* [EXERCISE BRIEF] Keep the pictures out and restate every record exactly.

* [TASK DATA]

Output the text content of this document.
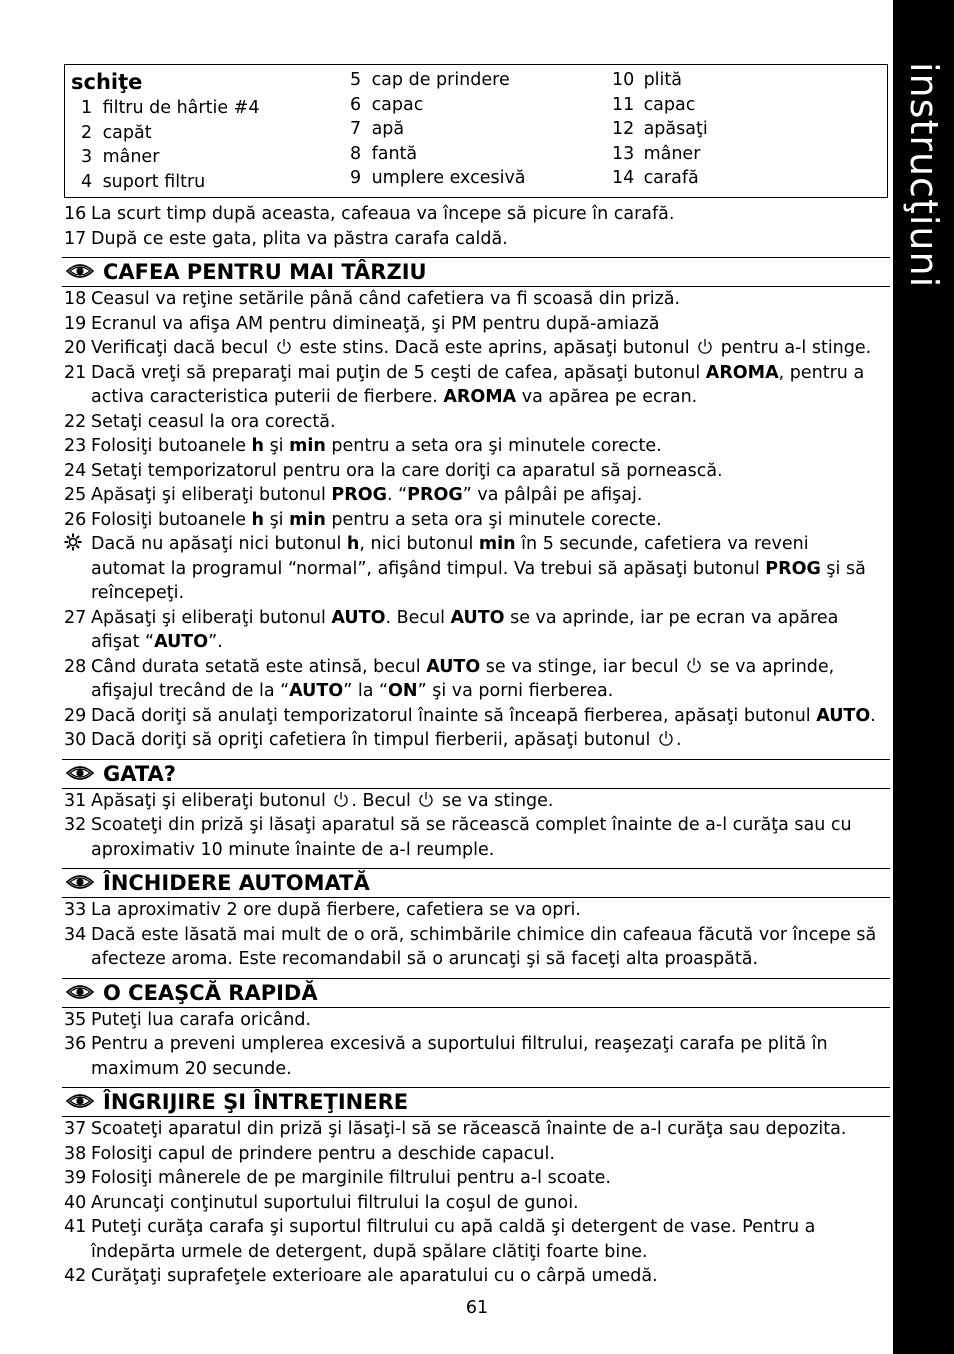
instrucţiuni
schiţe
1 filtru de hârtie #4
2 capăt
3 mâner
4 suport filtru
5 cap de prindere
6 capac
7 apă
8 fantă
9 umplere excesivă
10 plită
11 capac
12 apăsaţi
13 mâner
14 carafă
16 La scurt timp după aceasta, cafeaua va începe să picure în carafă.
17 După ce este gata, plita va păstra carafa caldă.
CAFEA PENTRU MAI TÂRZIU
18 Ceasul va reţine setările până când cafetiera va fi scoasă din priză.
19 Ecranul va afişa AM pentru dimineaţă, şi PM pentru după-amiază
20 Verificaţi dacă becul  este stins. Dacă este aprins, apăsaţi butonul  pentru a-l stinge.
21 Dacă vreţi să preparaţi mai puţin de 5 ceşti de cafea, apăsaţi butonul AROMA, pentru a activa caracteristica puterii de fierbere. AROMA va apărea pe ecran.
22 Setaţi ceasul la ora corectă.
23 Folosiţi butoanele h şi min pentru a seta ora şi minutele corecte.
24 Setaţi temporizatorul pentru ora la care doriţi ca aparatul să pornească.
25 Apăsaţi şi eliberaţi butonul PROG. “PROG” va pâlpâi pe afişaj.
26 Folosiţi butoanele h şi min pentru a seta ora şi minutele corecte.
Dacă nu apăsaţi nici butonul h, nici butonul min în 5 secunde, cafetiera va reveni automat la programul “normal”, afişând timpul. Va trebui să apăsaţi butonul PROG şi să reîncepeţi.
27 Apăsaţi şi eliberaţi butonul AUTO. Becul AUTO se va aprinde, iar pe ecran va apărea afişat “AUTO”.
28 Când durata setată este atinsă, becul AUTO se va stinge, iar becul  se va aprinde, afişajul trecând de la “AUTO” la “ON” şi va porni fierberea.
29 Dacă doriţi să anulaţi temporizatorul înainte să înceapă fierberea, apăsaţi butonul AUTO.
30 Dacă doriţi să opriţi cafetiera în timpul fierberii, apăsaţi butonul .
GATA?
31 Apăsaţi şi eliberaţi butonul . Becul  se va stinge.
32 Scoateţi din priză şi lăsaţi aparatul să se răcească complet înainte de a-l curăţa sau cu aproximativ 10 minute înainte de a-l reumple.
ÎNCHIDERE AUTOMATĂ
33 La aproximativ 2 ore după fierbere, cafetiera se va opri.
34 Dacă este lăsată mai mult de o oră, schimbările chimice din cafeaua făcută vor începe să afecteze aroma. Este recomandabil să o aruncaţi şi să faceţi alta proaspătă.
O CEAŞCĂ RAPIDĂ
35 Puteţi lua carafa oricând.
36 Pentru a preveni umplerea excesivă a suportului filtrului, reaşezaţi carafa pe plită în maximum 20 secunde.
ÎNGRIJIRE ŞI ÎNTREŢINERE
37 Scoateţi aparatul din priză şi lăsaţi-l să se răcească înainte de a-l curăţa sau depozita.
38 Folosiţi capul de prindere pentru a deschide capacul.
39 Folosiţi mânerele de pe marginile filtrului pentru a-l scoate.
40 Aruncaţi conţinutul suportului filtrului la coşul de gunoi.
41 Puteţi curăţa carafa şi suportul filtrului cu apă caldă şi detergent de vase. Pentru a îndepărta urmele de detergent, după spălare clătiţi foarte bine.
42 Curăţaţi suprafeţele exterioare ale aparatului cu o cârpă umedă.
61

* [SOLUTION FOR THIS PROBLEM]
Output the text content of this document.
instrucţiuni
schiţe
1 filtru de hârtie #4
2 capăt
3 mâner
4 suport filtru
5 cap de prindere
6 capac
7 apă
8 fantă
9 umplere excesivă
10 plită
11 capac
12 apăsaţi
13 mâner
14 carafă
16 La scurt timp după aceasta, cafeaua va începe să picure în carafă.
17 După ce este gata, plita va păstra carafa caldă.
CAFEA PENTRU MAI TÂRZIU
18 Ceasul va reţine setările până când cafetiera va fi scoasă din priză.
19 Ecranul va afişa AM pentru dimineaţă, şi PM pentru după-amiază
20 Verificaţi dacă becul  este stins. Dacă este aprins, apăsaţi butonul  pentru a-l stinge.
21 Dacă vreţi să preparaţi mai puţin de 5 ceşti de cafea, apăsaţi butonul AROMA, pentru a activa caracteristica puterii de fierbere. AROMA va apărea pe ecran.
22 Setaţi ceasul la ora corectă.
23 Folosiţi butoanele h şi min pentru a seta ora şi minutele corecte.
24 Setaţi temporizatorul pentru ora la care doriţi ca aparatul să pornească.
25 Apăsaţi şi eliberaţi butonul PROG. “PROG” va pâlpâi pe afişaj.
26 Folosiţi butoanele h şi min pentru a seta ora şi minutele corecte.
Dacă nu apăsaţi nici butonul h, nici butonul min în 5 secunde, cafetiera va reveni automat la programul “normal”, afişând timpul. Va trebui să apăsaţi butonul PROG şi să reîncepeţi.
27 Apăsaţi şi eliberaţi butonul AUTO. Becul AUTO se va aprinde, iar pe ecran va apărea afişat “AUTO”.
28 Când durata setată este atinsă, becul AUTO se va stinge, iar becul  se va aprinde, afişajul trecând de la “AUTO” la “ON” şi va porni fierberea.
29 Dacă doriţi să anulaţi temporizatorul înainte să înceapă fierberea, apăsaţi butonul AUTO.
30 Dacă doriţi să opriţi cafetiera în timpul fierberii, apăsaţi butonul .
GATA?
31 Apăsaţi şi eliberaţi butonul . Becul  se va stinge.
32 Scoateţi din priză şi lăsaţi aparatul să se răcească complet înainte de a-l curăţa sau cu aproximativ 10 minute înainte de a-l reumple.
ÎNCHIDERE AUTOMATĂ
33 La aproximativ 2 ore după fierbere, cafetiera se va opri.
34 Dacă este lăsată mai mult de o oră, schimbările chimice din cafeaua făcută vor începe să afecteze aroma. Este recomandabil să o aruncaţi şi să faceţi alta proaspătă.
O CEAŞCĂ RAPIDĂ
35 Puteţi lua carafa oricând.
36 Pentru a preveni umplerea excesivă a suportului filtrului, reaşezaţi carafa pe plită în maximum 20 secunde.
ÎNGRIJIRE ŞI ÎNTREŢINERE
37 Scoateţi aparatul din priză şi lăsaţi-l să se răcească înainte de a-l curăţa sau depozita.
38 Folosiţi capul de prindere pentru a deschide capacul.
39 Folosiţi mânerele de pe marginile filtrului pentru a-l scoate.
40 Aruncaţi conţinutul suportului filtrului la coşul de gunoi.
41 Puteţi curăţa carafa şi suportul filtrului cu apă caldă şi detergent de vase. Pentru a îndepărta urmele de detergent, după spălare clătiţi foarte bine.
42 Curăţaţi suprafeţele exterioare ale aparatului cu o cârpă umedă.
61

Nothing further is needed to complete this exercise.